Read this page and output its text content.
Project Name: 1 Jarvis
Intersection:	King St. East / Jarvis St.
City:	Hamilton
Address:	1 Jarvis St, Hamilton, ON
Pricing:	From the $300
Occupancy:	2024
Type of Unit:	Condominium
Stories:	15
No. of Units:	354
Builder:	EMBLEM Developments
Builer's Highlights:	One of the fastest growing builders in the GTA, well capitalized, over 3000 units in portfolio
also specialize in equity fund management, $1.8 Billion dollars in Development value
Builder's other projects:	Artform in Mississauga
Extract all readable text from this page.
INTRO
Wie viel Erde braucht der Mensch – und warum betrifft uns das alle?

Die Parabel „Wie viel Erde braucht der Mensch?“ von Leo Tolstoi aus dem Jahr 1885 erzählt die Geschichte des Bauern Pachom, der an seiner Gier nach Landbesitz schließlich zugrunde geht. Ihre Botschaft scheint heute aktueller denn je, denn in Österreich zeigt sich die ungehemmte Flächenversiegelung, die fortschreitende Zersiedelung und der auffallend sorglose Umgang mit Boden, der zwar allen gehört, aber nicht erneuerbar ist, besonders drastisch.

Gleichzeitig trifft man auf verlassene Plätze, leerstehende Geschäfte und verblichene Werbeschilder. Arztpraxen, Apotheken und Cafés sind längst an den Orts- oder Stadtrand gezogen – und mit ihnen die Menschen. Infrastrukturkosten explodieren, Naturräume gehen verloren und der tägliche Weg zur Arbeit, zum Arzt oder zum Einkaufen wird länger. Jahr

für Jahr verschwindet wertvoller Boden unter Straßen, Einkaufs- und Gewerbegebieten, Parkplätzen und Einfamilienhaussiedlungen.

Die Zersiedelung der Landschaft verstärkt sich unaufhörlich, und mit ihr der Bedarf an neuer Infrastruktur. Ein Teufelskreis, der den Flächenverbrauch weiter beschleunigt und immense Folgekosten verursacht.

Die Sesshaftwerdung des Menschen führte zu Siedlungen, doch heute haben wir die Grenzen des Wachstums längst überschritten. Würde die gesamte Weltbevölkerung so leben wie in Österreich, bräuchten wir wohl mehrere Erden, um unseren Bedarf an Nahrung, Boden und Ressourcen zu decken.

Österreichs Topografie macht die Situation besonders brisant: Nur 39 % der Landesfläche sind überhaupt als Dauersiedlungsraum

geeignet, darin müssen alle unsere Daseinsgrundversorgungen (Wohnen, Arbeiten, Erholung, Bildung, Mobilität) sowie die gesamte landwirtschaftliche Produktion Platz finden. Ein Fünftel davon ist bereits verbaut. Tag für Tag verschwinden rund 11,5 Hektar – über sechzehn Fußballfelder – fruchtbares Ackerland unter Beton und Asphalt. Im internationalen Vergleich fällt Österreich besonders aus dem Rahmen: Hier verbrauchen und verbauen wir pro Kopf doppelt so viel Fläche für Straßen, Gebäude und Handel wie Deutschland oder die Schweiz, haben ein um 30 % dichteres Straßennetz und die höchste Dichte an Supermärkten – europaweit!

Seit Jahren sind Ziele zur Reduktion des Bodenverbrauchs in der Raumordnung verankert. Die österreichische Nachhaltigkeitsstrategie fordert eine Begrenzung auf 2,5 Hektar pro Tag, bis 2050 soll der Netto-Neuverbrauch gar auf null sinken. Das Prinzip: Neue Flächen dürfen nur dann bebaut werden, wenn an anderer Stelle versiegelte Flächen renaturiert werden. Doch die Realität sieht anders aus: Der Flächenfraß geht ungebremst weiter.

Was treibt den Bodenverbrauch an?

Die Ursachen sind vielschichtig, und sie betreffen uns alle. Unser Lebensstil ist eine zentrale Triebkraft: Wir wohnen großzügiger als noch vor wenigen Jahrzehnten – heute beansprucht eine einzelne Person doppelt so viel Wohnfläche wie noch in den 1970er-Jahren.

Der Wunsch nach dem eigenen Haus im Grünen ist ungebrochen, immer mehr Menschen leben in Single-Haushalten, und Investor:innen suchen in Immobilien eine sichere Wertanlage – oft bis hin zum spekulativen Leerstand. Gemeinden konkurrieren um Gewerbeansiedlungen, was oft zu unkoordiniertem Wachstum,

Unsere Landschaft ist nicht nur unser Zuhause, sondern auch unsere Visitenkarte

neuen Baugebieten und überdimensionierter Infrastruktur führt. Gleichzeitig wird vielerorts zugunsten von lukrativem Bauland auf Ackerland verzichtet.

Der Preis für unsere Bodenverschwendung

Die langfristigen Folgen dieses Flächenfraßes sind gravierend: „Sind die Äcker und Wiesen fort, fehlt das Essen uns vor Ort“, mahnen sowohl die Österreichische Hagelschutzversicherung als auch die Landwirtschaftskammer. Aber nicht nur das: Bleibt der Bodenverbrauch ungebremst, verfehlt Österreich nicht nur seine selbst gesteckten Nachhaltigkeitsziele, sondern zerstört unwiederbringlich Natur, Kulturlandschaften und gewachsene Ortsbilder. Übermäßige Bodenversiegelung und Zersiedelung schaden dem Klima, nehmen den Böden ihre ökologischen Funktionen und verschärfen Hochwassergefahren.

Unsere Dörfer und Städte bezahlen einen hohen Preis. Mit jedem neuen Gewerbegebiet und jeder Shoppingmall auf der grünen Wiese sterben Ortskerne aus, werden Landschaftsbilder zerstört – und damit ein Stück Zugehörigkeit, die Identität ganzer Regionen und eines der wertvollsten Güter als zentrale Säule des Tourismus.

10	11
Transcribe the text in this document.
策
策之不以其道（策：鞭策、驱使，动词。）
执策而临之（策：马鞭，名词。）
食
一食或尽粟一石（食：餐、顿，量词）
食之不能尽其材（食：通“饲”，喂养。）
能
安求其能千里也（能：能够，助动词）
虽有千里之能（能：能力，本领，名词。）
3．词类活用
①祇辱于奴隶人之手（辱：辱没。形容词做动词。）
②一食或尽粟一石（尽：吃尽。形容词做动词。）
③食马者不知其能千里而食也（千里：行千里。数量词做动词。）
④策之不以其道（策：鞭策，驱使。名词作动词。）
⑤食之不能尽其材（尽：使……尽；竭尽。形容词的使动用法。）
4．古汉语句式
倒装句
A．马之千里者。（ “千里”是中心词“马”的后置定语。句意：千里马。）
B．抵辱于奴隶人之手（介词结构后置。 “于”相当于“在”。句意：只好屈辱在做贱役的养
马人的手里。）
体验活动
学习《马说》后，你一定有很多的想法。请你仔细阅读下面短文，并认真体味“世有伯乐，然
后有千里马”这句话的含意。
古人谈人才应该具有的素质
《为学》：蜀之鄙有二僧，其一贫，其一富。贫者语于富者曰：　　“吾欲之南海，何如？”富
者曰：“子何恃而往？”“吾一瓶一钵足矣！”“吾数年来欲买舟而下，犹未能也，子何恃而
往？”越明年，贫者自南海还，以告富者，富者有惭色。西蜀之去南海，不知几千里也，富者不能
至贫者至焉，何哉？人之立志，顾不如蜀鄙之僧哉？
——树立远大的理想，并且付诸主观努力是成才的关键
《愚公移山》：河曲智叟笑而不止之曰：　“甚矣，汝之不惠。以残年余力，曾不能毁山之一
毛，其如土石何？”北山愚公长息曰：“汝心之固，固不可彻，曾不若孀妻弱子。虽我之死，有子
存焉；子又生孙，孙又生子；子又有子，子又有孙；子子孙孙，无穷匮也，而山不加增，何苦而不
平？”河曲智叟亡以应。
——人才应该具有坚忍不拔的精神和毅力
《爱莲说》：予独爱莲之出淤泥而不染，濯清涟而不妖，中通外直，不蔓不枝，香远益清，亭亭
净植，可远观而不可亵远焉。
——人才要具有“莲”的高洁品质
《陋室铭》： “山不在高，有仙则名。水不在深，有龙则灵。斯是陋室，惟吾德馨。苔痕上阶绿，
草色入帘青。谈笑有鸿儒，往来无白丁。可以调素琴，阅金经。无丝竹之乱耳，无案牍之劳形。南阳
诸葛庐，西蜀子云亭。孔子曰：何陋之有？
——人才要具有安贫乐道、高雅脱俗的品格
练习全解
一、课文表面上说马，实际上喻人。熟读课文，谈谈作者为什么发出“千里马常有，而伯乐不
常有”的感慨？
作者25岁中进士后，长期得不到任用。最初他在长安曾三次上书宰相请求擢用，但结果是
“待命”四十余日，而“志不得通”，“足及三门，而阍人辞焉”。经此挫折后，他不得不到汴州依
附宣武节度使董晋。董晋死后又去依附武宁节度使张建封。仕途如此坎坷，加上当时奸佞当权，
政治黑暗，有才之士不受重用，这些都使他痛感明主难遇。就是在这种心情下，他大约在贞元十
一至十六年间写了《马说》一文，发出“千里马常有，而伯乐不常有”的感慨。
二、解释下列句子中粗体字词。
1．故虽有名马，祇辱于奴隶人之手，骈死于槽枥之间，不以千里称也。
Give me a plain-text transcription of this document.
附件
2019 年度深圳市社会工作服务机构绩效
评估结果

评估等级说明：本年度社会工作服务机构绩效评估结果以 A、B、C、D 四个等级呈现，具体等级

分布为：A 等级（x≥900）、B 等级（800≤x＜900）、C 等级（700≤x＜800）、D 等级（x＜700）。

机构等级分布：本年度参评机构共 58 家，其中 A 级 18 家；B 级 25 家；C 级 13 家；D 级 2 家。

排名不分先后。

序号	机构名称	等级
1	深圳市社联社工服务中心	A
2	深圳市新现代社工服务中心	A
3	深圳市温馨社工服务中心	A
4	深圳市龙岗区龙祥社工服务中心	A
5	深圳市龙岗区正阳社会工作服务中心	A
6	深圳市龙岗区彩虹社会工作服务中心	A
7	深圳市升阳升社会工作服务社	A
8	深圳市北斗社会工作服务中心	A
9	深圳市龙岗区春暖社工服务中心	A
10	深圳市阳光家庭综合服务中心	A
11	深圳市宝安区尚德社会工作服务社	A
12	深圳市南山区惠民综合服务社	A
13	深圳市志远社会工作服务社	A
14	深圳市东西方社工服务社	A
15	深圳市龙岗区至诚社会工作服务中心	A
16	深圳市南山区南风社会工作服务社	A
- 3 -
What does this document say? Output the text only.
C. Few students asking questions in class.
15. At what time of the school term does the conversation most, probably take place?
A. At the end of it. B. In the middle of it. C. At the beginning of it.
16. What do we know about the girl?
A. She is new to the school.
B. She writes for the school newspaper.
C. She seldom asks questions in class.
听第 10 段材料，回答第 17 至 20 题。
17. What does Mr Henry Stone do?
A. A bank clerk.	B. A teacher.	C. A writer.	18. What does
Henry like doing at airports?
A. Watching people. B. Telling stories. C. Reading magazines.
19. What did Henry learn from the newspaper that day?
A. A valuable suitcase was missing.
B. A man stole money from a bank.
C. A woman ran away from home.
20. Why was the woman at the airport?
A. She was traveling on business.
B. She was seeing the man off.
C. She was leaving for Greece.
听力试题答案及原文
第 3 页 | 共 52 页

━━━━━━━━━━━━━━━━━━━━

*WHAT THE EXERCISE ASKS*
List all lines from the entries that include the word "bank".

*WORKED ANSWER*
A. A bank clerk.	B. A teacher.	C. A writer.	18. What does
B. A man stole money from a bank.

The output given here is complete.